Dataset excerpts:
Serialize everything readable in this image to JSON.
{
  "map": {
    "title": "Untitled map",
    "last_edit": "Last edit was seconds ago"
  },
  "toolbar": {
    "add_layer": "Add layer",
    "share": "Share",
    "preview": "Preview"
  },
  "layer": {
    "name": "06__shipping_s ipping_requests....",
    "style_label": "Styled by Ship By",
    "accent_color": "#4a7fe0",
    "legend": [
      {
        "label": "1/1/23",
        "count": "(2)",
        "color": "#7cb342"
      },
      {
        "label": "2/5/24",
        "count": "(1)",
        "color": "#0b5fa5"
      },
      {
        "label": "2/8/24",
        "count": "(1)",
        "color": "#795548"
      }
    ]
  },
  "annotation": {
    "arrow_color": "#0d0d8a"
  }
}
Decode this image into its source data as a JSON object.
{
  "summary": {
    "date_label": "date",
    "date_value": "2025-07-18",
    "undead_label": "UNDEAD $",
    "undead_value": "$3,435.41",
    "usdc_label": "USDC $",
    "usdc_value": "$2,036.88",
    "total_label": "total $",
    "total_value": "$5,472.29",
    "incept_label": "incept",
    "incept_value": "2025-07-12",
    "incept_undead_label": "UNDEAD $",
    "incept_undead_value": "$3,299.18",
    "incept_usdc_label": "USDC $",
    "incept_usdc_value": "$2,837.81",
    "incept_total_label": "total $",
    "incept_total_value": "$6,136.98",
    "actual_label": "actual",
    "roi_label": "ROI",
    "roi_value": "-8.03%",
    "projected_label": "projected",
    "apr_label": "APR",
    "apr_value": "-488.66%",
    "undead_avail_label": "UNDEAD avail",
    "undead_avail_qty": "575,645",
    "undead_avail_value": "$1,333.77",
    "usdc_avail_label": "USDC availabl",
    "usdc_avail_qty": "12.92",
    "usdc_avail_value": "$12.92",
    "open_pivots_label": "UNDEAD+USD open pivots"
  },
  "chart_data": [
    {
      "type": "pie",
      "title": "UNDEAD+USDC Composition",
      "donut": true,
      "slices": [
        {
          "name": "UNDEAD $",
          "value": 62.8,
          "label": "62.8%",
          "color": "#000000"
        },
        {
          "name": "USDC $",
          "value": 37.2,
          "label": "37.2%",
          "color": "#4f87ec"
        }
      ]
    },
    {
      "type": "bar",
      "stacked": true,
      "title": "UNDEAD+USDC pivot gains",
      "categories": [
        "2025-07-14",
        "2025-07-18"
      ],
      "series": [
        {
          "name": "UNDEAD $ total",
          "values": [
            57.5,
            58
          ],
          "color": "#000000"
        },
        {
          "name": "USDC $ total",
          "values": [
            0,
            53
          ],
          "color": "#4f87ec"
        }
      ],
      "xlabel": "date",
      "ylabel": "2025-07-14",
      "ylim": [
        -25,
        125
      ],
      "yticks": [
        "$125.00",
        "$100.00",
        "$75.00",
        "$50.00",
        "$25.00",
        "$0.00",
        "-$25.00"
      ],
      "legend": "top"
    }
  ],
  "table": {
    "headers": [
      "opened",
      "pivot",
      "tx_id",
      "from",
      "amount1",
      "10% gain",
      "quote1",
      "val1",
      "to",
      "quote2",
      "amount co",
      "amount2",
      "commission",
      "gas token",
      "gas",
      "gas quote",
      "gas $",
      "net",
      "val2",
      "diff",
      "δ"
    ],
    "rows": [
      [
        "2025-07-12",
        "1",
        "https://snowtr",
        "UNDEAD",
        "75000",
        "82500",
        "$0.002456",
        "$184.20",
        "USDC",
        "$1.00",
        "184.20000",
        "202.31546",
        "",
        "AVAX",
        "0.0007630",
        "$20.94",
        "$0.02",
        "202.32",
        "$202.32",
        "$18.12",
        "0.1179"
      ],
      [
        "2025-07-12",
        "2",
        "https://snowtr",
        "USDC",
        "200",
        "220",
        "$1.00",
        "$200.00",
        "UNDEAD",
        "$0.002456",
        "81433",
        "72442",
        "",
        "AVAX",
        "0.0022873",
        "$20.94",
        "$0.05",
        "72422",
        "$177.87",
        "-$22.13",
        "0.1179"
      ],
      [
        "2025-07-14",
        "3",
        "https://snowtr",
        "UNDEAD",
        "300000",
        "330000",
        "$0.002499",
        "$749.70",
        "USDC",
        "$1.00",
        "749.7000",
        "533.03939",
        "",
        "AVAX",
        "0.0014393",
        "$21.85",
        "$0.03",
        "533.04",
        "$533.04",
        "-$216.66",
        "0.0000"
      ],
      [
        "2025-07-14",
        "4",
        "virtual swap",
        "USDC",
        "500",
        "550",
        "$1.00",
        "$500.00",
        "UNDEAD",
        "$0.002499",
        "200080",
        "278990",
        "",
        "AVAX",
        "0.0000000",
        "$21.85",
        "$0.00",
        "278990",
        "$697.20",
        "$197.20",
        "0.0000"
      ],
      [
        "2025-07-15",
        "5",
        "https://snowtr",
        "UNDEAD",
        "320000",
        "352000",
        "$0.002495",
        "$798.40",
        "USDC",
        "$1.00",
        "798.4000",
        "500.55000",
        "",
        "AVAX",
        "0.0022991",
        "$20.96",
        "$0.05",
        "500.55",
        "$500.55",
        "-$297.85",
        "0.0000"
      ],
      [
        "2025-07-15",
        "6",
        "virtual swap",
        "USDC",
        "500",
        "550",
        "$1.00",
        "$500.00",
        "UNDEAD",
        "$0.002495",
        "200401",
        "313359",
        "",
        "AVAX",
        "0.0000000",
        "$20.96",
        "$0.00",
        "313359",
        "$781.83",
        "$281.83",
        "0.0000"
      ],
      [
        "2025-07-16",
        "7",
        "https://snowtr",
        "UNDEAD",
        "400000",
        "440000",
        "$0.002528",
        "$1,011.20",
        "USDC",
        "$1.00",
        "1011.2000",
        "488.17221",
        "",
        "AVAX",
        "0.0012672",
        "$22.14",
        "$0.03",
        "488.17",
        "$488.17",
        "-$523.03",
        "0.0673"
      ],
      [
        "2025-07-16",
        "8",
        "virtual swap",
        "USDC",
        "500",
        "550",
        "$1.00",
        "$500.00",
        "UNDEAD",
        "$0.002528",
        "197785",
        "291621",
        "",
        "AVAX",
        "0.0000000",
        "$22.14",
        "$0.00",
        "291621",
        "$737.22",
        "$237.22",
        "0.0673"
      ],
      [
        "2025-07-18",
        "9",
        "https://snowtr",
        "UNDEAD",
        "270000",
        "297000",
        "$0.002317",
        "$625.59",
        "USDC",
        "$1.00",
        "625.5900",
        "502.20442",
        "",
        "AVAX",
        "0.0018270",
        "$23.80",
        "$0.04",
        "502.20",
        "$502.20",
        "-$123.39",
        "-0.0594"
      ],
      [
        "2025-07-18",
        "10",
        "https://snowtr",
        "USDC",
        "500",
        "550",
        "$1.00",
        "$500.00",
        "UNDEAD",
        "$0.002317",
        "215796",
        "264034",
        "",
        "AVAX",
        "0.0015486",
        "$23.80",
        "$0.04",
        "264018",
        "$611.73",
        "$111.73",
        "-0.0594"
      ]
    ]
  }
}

[Set task]: Output the complete data exactly as written.

[Response below]:
Serialize everything readable in this image to JSON.
{
  "map": {
    "title": "Untitled map",
    "last_edit": "Last edit was seconds ago"
  },
  "toolbar": {
    "add_layer": "Add layer",
    "share": "Share",
    "preview": "Preview"
  },
  "layer": {
    "name": "06__shipping_s ipping_requests....",
    "style_label": "Styled by Ship By",
    "accent_color": "#4a7fe0",
    "legend": [
      {
        "label": "1/1/23",
        "count": "(2)",
        "color": "#7cb342"
      },
      {
        "label": "2/5/24",
        "count": "(1)",
        "color": "#0b5fa5"
      },
      {
        "label": "2/8/24",
        "count": "(1)",
        "color": "#795548"
      }
    ]
  },
  "annotation": {
    "arrow_color": "#0d0d8a"
  }
}
Decode this image into its source data as a JSON object.
{
  "summary": {
    "date_label": "date",
    "date_value": "2025-07-18",
    "undead_label": "UNDEAD $",
    "undead_value": "$3,435.41",
    "usdc_label": "USDC $",
    "usdc_value": "$2,036.88",
    "total_label": "total $",
    "total_value": "$5,472.29",
    "incept_label": "incept",
    "incept_value": "2025-07-12",
    "incept_undead_label": "UNDEAD $",
    "incept_undead_value": "$3,299.18",
    "incept_usdc_label": "USDC $",
    "incept_usdc_value": "$2,837.81",
    "incept_total_label": "total $",
    "incept_total_value": "$6,136.98",
    "actual_label": "actual",
    "roi_label": "ROI",
    "roi_value": "-8.03%",
    "projected_label": "projected",
    "apr_label": "APR",
    "apr_value": "-488.66%",
    "undead_avail_label": "UNDEAD avail",
    "undead_avail_qty": "575,645",
    "undead_avail_value": "$1,333.77",
    "usdc_avail_label": "USDC availabl",
    "usdc_avail_qty": "12.92",
    "usdc_avail_value": "$12.92",
    "open_pivots_label": "UNDEAD+USD open pivots"
  },
  "chart_data": [
    {
      "type": "pie",
      "title": "UNDEAD+USDC Composition",
      "donut": true,
      "slices": [
        {
          "name": "UNDEAD $",
          "value": 62.8,
          "label": "62.8%",
          "color": "#000000"
        },
        {
          "name": "USDC $",
          "value": 37.2,
          "label": "37.2%",
          "color": "#4f87ec"
        }
      ]
    },
    {
      "type": "bar",
      "stacked": true,
      "title": "UNDEAD+USDC pivot gains",
      "categories": [
        "2025-07-14",
        "2025-07-18"
      ],
      "series": [
        {
          "name": "UNDEAD $ total",
          "values": [
            57.5,
            58
          ],
          "color": "#000000"
        },
        {
          "name": "USDC $ total",
          "values": [
            0,
            53
          ],
          "color": "#4f87ec"
        }
      ],
      "xlabel": "date",
      "ylabel": "2025-07-14",
      "ylim": [
        -25,
        125
      ],
      "yticks": [
        "$125.00",
        "$100.00",
        "$75.00",
        "$50.00",
        "$25.00",
        "$0.00",
        "-$25.00"
      ],
      "legend": "top"
    }
  ],
  "table": {
    "headers": [
      "opened",
      "pivot",
      "tx_id",
      "from",
      "amount1",
      "10% gain",
      "quote1",
      "val1",
      "to",
      "quote2",
      "amount co",
      "amount2",
      "commission",
      "gas token",
      "gas",
      "gas quote",
      "gas $",
      "net",
      "val2",
      "diff",
      "δ"
    ],
    "rows": [
      [
        "2025-07-12",
        "1",
        "https://snowtr",
        "UNDEAD",
        "75000",
        "82500",
        "$0.002456",
        "$184.20",
        "USDC",
        "$1.00",
        "184.20000",
        "202.31546",
        "",
        "AVAX",
        "0.0007630",
        "$20.94",
        "$0.02",
        "202.32",
        "$202.32",
        "$18.12",
        "0.1179"
      ],
      [
        "2025-07-12",
        "2",
        "https://snowtr",
        "USDC",
        "200",
        "220",
        "$1.00",
        "$200.00",
        "UNDEAD",
        "$0.002456",
        "81433",
        "72442",
        "",
        "AVAX",
        "0.0022873",
        "$20.94",
        "$0.05",
        "72422",
        "$177.87",
        "-$22.13",
        "0.1179"
      ],
      [
        "2025-07-14",
        "3",
        "https://snowtr",
        "UNDEAD",
        "300000",
        "330000",
        "$0.002499",
        "$749.70",
        "USDC",
        "$1.00",
        "749.7000",
        "533.03939",
        "",
        "AVAX",
        "0.0014393",
        "$21.85",
        "$0.03",
        "533.04",
        "$533.04",
        "-$216.66",
        "0.0000"
      ],
      [
        "2025-07-14",
        "4",
        "virtual swap",
        "USDC",
        "500",
        "550",
        "$1.00",
        "$500.00",
        "UNDEAD",
        "$0.002499",
        "200080",
        "278990",
        "",
        "AVAX",
        "0.0000000",
        "$21.85",
        "$0.00",
        "278990",
        "$697.20",
        "$197.20",
        "0.0000"
      ],
      [
        "2025-07-15",
        "5",
        "https://snowtr",
        "UNDEAD",
        "320000",
        "352000",
        "$0.002495",
        "$798.40",
        "USDC",
        "$1.00",
        "798.4000",
        "500.55000",
        "",
        "AVAX",
        "0.0022991",
        "$20.96",
        "$0.05",
        "500.55",
        "$500.55",
        "-$297.85",
        "0.0000"
      ],
      [
        "2025-07-15",
        "6",
        "virtual swap",
        "USDC",
        "500",
        "550",
        "$1.00",
        "$500.00",
        "UNDEAD",
        "$0.002495",
        "200401",
        "313359",
        "",
        "AVAX",
        "0.0000000",
        "$20.96",
        "$0.00",
        "313359",
        "$781.83",
        "$281.83",
        "0.0000"
      ],
      [
        "2025-07-16",
        "7",
        "https://snowtr",
        "UNDEAD",
        "400000",
        "440000",
        "$0.002528",
        "$1,011.20",
        "USDC",
        "$1.00",
        "1011.2000",
        "488.17221",
        "",
        "AVAX",
        "0.0012672",
        "$22.14",
        "$0.03",
        "488.17",
        "$488.17",
        "-$523.03",
        "0.0673"
      ],
      [
        "2025-07-16",
        "8",
        "virtual swap",
        "USDC",
        "500",
        "550",
        "$1.00",
        "$500.00",
        "UNDEAD",
        "$0.002528",
        "197785",
        "291621",
        "",
        "AVAX",
        "0.0000000",
        "$22.14",
        "$0.00",
        "291621",
        "$737.22",
        "$237.22",
        "0.0673"
      ],
      [
        "2025-07-18",
        "9",
        "https://snowtr",
        "UNDEAD",
        "270000",
        "297000",
        "$0.002317",
        "$625.59",
        "USDC",
        "$1.00",
        "625.5900",
        "502.20442",
        "",
        "AVAX",
        "0.0018270",
        "$23.80",
        "$0.04",
        "502.20",
        "$502.20",
        "-$123.39",
        "-0.0594"
      ],
      [
        "2025-07-18",
        "10",
        "https://snowtr",
        "USDC",
        "500",
        "550",
        "$1.00",
        "$500.00",
        "UNDEAD",
        "$0.002317",
        "215796",
        "264034",
        "",
        "AVAX",
        "0.0015486",
        "$23.80",
        "$0.04",
        "264018",
        "$611.73",
        "$111.73",
        "-0.0594"
      ]
    ]
  }
}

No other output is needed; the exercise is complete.